__DIRECTIONS FOR THIS TASK__
What follows is a set of records; restate each one word for word and drop the pictures.

++++ DATA SUPPLIED ++++

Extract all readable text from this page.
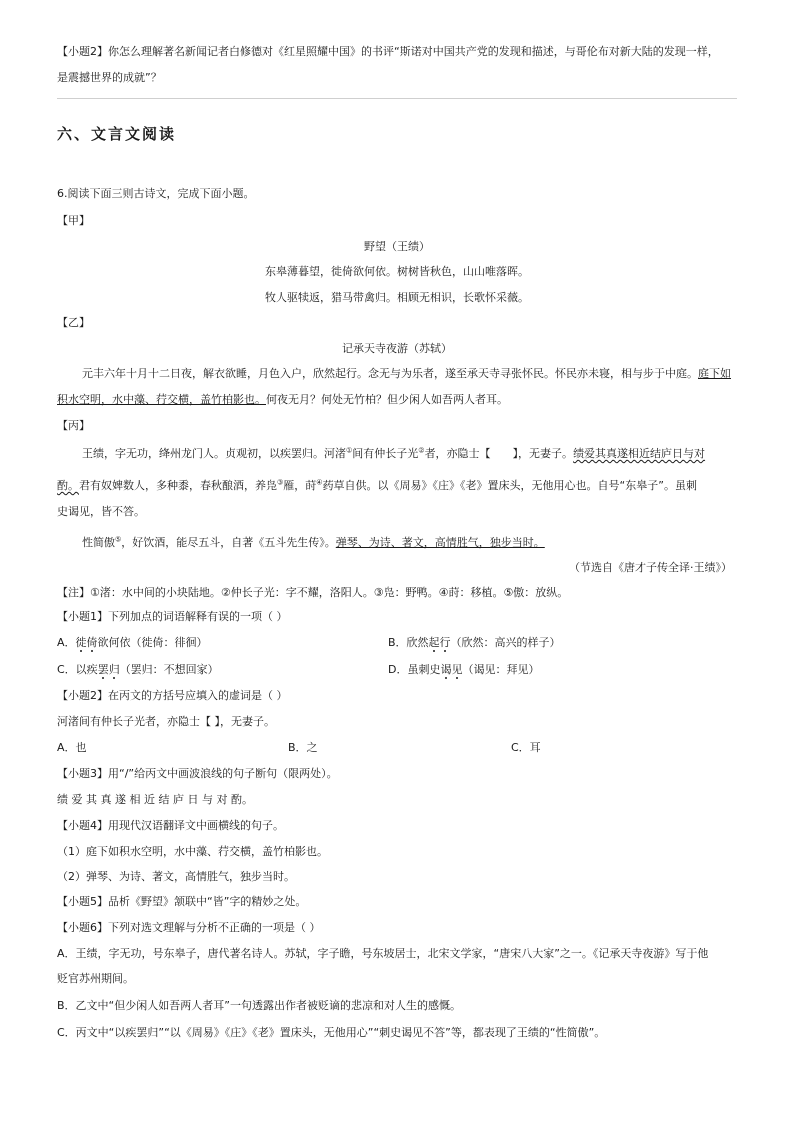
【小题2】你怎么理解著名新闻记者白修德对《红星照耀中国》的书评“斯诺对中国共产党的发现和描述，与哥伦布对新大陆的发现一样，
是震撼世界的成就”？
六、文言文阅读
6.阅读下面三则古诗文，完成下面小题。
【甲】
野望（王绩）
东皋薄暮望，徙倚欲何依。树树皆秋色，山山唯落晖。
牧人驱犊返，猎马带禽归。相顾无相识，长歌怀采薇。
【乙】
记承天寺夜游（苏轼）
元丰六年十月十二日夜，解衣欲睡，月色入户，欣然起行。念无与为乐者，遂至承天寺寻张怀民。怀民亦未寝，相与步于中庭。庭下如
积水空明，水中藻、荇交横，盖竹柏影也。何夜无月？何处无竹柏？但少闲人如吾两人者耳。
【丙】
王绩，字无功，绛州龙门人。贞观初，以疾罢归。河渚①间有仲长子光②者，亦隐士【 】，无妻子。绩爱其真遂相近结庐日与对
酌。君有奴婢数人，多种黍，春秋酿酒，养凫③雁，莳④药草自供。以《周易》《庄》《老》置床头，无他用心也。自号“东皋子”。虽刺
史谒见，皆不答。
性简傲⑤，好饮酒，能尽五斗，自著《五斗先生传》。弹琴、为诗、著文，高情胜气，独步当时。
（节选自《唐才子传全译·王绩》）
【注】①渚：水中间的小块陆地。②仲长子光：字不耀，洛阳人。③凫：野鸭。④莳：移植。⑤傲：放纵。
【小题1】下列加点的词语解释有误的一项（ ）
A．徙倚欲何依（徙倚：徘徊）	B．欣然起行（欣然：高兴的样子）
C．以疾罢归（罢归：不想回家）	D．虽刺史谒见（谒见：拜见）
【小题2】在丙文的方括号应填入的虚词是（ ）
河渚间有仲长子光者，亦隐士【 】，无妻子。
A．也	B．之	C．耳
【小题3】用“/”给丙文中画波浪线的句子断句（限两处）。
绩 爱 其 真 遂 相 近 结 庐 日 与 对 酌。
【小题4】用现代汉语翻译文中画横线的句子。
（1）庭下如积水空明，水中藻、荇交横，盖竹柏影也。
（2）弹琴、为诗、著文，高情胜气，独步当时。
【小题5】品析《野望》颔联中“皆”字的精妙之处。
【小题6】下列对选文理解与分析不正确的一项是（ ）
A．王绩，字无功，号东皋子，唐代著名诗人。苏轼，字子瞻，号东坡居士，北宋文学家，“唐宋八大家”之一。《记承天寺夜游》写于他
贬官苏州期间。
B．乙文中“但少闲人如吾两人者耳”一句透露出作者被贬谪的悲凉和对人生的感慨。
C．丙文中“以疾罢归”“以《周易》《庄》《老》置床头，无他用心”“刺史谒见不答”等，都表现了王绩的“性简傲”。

++++

__COMPLETED EXERCISE__
Extract all readable text from this page.
【小题2】你怎么理解著名新闻记者白修德对《红星照耀中国》的书评“斯诺对中国共产党的发现和描述，与哥伦布对新大陆的发现一样，
是震撼世界的成就”？
六、文言文阅读
6.阅读下面三则古诗文，完成下面小题。
【甲】
野望（王绩）
东皋薄暮望，徙倚欲何依。树树皆秋色，山山唯落晖。
牧人驱犊返，猎马带禽归。相顾无相识，长歌怀采薇。
【乙】
记承天寺夜游（苏轼）
元丰六年十月十二日夜，解衣欲睡，月色入户，欣然起行。念无与为乐者，遂至承天寺寻张怀民。怀民亦未寝，相与步于中庭。庭下如
积水空明，水中藻、荇交横，盖竹柏影也。何夜无月？何处无竹柏？但少闲人如吾两人者耳。
【丙】
王绩，字无功，绛州龙门人。贞观初，以疾罢归。河渚①间有仲长子光②者，亦隐士【 】，无妻子。绩爱其真遂相近结庐日与对
酌。君有奴婢数人，多种黍，春秋酿酒，养凫③雁，莳④药草自供。以《周易》《庄》《老》置床头，无他用心也。自号“东皋子”。虽刺
史谒见，皆不答。
性简傲⑤，好饮酒，能尽五斗，自著《五斗先生传》。弹琴、为诗、著文，高情胜气，独步当时。
（节选自《唐才子传全译·王绩》）
【注】①渚：水中间的小块陆地。②仲长子光：字不耀，洛阳人。③凫：野鸭。④莳：移植。⑤傲：放纵。
【小题1】下列加点的词语解释有误的一项（ ）
A．徙倚欲何依（徙倚：徘徊）	B．欣然起行（欣然：高兴的样子）
C．以疾罢归（罢归：不想回家）	D．虽刺史谒见（谒见：拜见）
【小题2】在丙文的方括号应填入的虚词是（ ）
河渚间有仲长子光者，亦隐士【 】，无妻子。
A．也	B．之	C．耳
【小题3】用“/”给丙文中画波浪线的句子断句（限两处）。
绩 爱 其 真 遂 相 近 结 庐 日 与 对 酌。
【小题4】用现代汉语翻译文中画横线的句子。
（1）庭下如积水空明，水中藻、荇交横，盖竹柏影也。
（2）弹琴、为诗、著文，高情胜气，独步当时。
【小题5】品析《野望》颔联中“皆”字的精妙之处。
【小题6】下列对选文理解与分析不正确的一项是（ ）
A．王绩，字无功，号东皋子，唐代著名诗人。苏轼，字子瞻，号东坡居士，北宋文学家，“唐宋八大家”之一。《记承天寺夜游》写于他
贬官苏州期间。
B．乙文中“但少闲人如吾两人者耳”一句透露出作者被贬谪的悲凉和对人生的感慨。
C．丙文中“以疾罢归”“以《周易》《庄》《老》置床头，无他用心”“刺史谒见不答”等，都表现了王绩的“性简傲”。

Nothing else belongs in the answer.